**Dataset records:**
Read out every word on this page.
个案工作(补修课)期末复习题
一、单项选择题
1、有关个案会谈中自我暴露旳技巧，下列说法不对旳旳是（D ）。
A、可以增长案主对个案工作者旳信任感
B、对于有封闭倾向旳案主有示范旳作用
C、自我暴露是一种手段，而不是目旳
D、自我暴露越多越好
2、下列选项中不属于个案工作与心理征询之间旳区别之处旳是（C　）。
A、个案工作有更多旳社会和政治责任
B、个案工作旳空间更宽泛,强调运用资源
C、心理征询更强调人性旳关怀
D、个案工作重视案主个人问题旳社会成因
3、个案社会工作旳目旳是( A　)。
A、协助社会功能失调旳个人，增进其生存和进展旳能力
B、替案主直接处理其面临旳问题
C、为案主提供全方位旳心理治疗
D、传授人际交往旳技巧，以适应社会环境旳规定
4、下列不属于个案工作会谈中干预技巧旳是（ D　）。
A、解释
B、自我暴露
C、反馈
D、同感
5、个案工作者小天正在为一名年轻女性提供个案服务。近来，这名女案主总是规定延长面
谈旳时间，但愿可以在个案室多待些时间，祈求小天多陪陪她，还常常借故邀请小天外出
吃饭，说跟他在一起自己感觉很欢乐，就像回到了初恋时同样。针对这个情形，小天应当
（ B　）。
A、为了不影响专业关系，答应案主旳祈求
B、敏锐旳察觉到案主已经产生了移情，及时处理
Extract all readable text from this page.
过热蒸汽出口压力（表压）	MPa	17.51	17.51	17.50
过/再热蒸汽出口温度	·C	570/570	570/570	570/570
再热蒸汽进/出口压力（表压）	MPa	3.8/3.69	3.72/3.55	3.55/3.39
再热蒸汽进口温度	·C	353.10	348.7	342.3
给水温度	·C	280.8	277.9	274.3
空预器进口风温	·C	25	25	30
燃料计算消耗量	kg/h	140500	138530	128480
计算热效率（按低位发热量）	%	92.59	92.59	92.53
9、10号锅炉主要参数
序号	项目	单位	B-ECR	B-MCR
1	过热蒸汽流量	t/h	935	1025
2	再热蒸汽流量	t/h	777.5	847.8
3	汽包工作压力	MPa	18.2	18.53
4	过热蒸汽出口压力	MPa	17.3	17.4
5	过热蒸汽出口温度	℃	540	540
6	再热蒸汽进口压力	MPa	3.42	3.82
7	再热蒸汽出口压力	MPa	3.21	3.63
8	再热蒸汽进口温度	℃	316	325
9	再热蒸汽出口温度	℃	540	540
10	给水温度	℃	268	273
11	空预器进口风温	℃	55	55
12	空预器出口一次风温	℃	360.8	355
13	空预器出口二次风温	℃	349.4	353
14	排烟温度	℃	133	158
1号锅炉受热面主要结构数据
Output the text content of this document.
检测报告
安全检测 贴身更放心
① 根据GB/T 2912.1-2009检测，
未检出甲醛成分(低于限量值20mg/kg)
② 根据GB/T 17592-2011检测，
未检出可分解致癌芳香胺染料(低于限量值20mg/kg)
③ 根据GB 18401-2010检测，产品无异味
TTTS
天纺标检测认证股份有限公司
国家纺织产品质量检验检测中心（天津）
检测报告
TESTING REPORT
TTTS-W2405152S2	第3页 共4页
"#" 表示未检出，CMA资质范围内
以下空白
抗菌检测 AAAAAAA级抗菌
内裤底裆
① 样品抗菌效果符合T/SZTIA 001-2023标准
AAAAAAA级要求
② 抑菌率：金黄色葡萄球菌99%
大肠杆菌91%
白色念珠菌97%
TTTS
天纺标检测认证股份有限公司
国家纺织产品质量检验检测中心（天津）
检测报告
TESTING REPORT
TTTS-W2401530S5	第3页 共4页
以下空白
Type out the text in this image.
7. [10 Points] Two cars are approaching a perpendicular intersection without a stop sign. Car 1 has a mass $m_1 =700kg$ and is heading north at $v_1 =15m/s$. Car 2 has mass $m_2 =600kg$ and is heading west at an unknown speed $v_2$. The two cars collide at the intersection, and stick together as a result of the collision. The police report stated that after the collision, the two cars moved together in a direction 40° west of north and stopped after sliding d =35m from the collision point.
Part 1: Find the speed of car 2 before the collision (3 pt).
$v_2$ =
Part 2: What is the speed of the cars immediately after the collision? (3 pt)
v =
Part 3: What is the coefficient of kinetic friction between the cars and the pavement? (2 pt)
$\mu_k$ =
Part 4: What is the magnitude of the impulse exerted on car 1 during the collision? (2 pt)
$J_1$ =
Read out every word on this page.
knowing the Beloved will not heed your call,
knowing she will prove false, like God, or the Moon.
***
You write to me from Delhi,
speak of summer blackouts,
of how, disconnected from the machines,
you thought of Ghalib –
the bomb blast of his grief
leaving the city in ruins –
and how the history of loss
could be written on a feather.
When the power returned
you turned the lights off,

**Exercise:**
Print all of the entries exactly as they appear.

**Answer to the problem:**
Read out every word on this page.
个案工作(补修课)期末复习题
一、单项选择题
1、有关个案会谈中自我暴露旳技巧，下列说法不对旳旳是（D ）。
A、可以增长案主对个案工作者旳信任感
B、对于有封闭倾向旳案主有示范旳作用
C、自我暴露是一种手段，而不是目旳
D、自我暴露越多越好
2、下列选项中不属于个案工作与心理征询之间旳区别之处旳是（C　）。
A、个案工作有更多旳社会和政治责任
B、个案工作旳空间更宽泛,强调运用资源
C、心理征询更强调人性旳关怀
D、个案工作重视案主个人问题旳社会成因
3、个案社会工作旳目旳是( A　)。
A、协助社会功能失调旳个人，增进其生存和进展旳能力
B、替案主直接处理其面临旳问题
C、为案主提供全方位旳心理治疗
D、传授人际交往旳技巧，以适应社会环境旳规定
4、下列不属于个案工作会谈中干预技巧旳是（ D　）。
A、解释
B、自我暴露
C、反馈
D、同感
5、个案工作者小天正在为一名年轻女性提供个案服务。近来，这名女案主总是规定延长面
谈旳时间，但愿可以在个案室多待些时间，祈求小天多陪陪她，还常常借故邀请小天外出
吃饭，说跟他在一起自己感觉很欢乐，就像回到了初恋时同样。针对这个情形，小天应当
（ B　）。
A、为了不影响专业关系，答应案主旳祈求
B、敏锐旳察觉到案主已经产生了移情，及时处理
Extract all readable text from this page.
过热蒸汽出口压力（表压）	MPa	17.51	17.51	17.50
过/再热蒸汽出口温度	·C	570/570	570/570	570/570
再热蒸汽进/出口压力（表压）	MPa	3.8/3.69	3.72/3.55	3.55/3.39
再热蒸汽进口温度	·C	353.10	348.7	342.3
给水温度	·C	280.8	277.9	274.3
空预器进口风温	·C	25	25	30
燃料计算消耗量	kg/h	140500	138530	128480
计算热效率（按低位发热量）	%	92.59	92.59	92.53
9、10号锅炉主要参数
序号	项目	单位	B-ECR	B-MCR
1	过热蒸汽流量	t/h	935	1025
2	再热蒸汽流量	t/h	777.5	847.8
3	汽包工作压力	MPa	18.2	18.53
4	过热蒸汽出口压力	MPa	17.3	17.4
5	过热蒸汽出口温度	℃	540	540
6	再热蒸汽进口压力	MPa	3.42	3.82
7	再热蒸汽出口压力	MPa	3.21	3.63
8	再热蒸汽进口温度	℃	316	325
9	再热蒸汽出口温度	℃	540	540
10	给水温度	℃	268	273
11	空预器进口风温	℃	55	55
12	空预器出口一次风温	℃	360.8	355
13	空预器出口二次风温	℃	349.4	353
14	排烟温度	℃	133	158
1号锅炉受热面主要结构数据
Output the text content of this document.
检测报告
安全检测 贴身更放心
① 根据GB/T 2912.1-2009检测，
未检出甲醛成分(低于限量值20mg/kg)
② 根据GB/T 17592-2011检测，
未检出可分解致癌芳香胺染料(低于限量值20mg/kg)
③ 根据GB 18401-2010检测，产品无异味
TTTS
天纺标检测认证股份有限公司
国家纺织产品质量检验检测中心（天津）
检测报告
TESTING REPORT
TTTS-W2405152S2	第3页 共4页
"#" 表示未检出，CMA资质范围内
以下空白
抗菌检测 AAAAAAA级抗菌
内裤底裆
① 样品抗菌效果符合T/SZTIA 001-2023标准
AAAAAAA级要求
② 抑菌率：金黄色葡萄球菌99%
大肠杆菌91%
白色念珠菌97%
TTTS
天纺标检测认证股份有限公司
国家纺织产品质量检验检测中心（天津）
检测报告
TESTING REPORT
TTTS-W2401530S5	第3页 共4页
以下空白
Type out the text in this image.
7. [10 Points] Two cars are approaching a perpendicular intersection without a stop sign. Car 1 has a mass $m_1 =700kg$ and is heading north at $v_1 =15m/s$. Car 2 has mass $m_2 =600kg$ and is heading west at an unknown speed $v_2$. The two cars collide at the intersection, and stick together as a result of the collision. The police report stated that after the collision, the two cars moved together in a direction 40° west of north and stopped after sliding d =35m from the collision point.
Part 1: Find the speed of car 2 before the collision (3 pt).
$v_2$ =
Part 2: What is the speed of the cars immediately after the collision? (3 pt)
v =
Part 3: What is the coefficient of kinetic friction between the cars and the pavement? (2 pt)
$\mu_k$ =
Part 4: What is the magnitude of the impulse exerted on car 1 during the collision? (2 pt)
$J_1$ =
Read out every word on this page.
knowing the Beloved will not heed your call,
knowing she will prove false, like God, or the Moon.
***
You write to me from Delhi,
speak of summer blackouts,
of how, disconnected from the machines,
you thought of Ghalib –
the bomb blast of his grief
leaving the city in ruins –
and how the history of loss
could be written on a feather.
When the power returned
you turned the lights off,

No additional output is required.